* START DATA ROWS *
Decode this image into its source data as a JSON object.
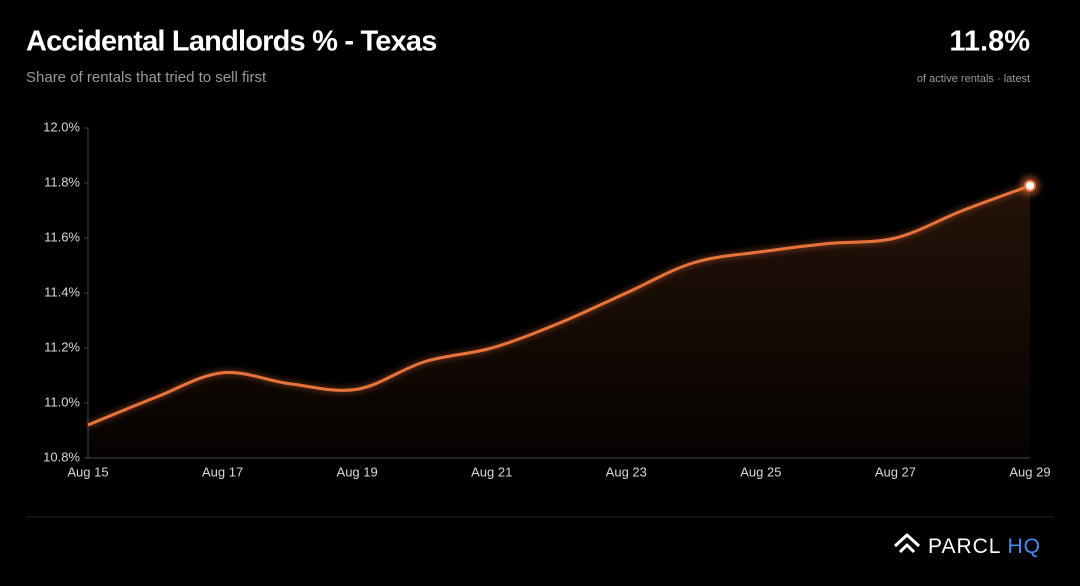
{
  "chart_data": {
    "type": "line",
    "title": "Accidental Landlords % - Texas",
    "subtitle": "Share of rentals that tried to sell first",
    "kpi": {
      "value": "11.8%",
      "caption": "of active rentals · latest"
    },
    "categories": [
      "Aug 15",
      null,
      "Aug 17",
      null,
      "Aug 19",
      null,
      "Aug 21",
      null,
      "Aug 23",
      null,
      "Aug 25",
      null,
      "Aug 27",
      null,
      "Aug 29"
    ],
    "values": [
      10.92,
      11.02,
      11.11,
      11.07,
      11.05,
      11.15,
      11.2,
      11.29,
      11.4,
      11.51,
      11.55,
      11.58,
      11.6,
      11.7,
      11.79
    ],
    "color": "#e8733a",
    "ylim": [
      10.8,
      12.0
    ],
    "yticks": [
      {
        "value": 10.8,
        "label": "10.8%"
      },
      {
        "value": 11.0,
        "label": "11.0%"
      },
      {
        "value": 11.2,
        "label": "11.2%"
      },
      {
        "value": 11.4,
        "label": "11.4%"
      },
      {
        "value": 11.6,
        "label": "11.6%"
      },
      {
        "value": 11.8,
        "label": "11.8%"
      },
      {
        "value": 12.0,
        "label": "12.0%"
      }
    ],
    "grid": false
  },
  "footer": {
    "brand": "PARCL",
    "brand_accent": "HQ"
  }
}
* END DATA ROWS *
* START DATA ROWS *
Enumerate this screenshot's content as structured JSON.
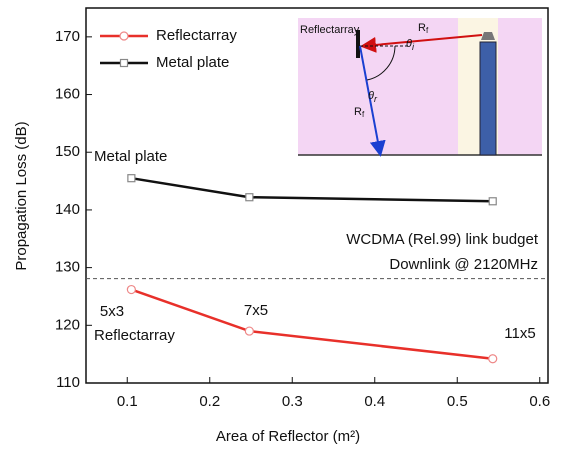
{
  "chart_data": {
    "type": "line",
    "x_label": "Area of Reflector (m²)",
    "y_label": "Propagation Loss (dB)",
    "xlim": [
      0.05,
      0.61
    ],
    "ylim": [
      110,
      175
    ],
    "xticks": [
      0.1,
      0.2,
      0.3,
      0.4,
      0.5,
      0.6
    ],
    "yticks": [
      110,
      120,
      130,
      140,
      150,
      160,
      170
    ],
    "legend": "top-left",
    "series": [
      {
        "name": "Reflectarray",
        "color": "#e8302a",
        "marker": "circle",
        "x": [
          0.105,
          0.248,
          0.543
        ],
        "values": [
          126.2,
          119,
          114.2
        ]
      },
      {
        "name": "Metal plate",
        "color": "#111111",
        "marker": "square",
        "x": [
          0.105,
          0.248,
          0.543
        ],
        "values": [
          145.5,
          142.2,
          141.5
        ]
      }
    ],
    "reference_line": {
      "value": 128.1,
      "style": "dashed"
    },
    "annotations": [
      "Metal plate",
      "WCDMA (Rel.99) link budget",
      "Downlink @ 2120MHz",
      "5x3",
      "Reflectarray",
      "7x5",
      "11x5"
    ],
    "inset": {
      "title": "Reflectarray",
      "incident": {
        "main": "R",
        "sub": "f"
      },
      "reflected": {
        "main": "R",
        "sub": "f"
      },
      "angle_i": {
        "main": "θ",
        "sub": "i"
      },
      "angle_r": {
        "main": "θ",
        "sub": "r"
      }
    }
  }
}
* END DATA ROWS *
* START DATA ROWS *
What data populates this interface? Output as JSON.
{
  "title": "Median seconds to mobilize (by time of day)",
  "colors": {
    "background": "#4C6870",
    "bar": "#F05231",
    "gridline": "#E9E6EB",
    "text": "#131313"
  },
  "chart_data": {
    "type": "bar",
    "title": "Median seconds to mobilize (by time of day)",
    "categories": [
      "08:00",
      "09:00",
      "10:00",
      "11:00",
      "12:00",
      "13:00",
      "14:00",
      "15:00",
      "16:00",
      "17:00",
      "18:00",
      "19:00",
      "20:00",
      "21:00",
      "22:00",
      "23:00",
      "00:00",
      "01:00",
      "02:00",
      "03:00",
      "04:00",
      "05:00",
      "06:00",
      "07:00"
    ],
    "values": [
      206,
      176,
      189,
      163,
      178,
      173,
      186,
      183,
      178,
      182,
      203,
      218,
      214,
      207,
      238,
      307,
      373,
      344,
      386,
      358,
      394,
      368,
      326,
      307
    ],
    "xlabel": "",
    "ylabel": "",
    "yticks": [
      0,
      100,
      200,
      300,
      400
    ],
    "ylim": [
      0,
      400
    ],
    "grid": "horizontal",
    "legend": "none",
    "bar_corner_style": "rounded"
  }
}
* END DATA ROWS *
* _CHALLENGE_
Look through the data and gather every line with the string "JSON" in it.

* _RIGHT ANSWER_
Decode this image into its source data as a JSON object.
Enumerate this screenshot's content as structured JSON.
What data populates this interface? Output as JSON.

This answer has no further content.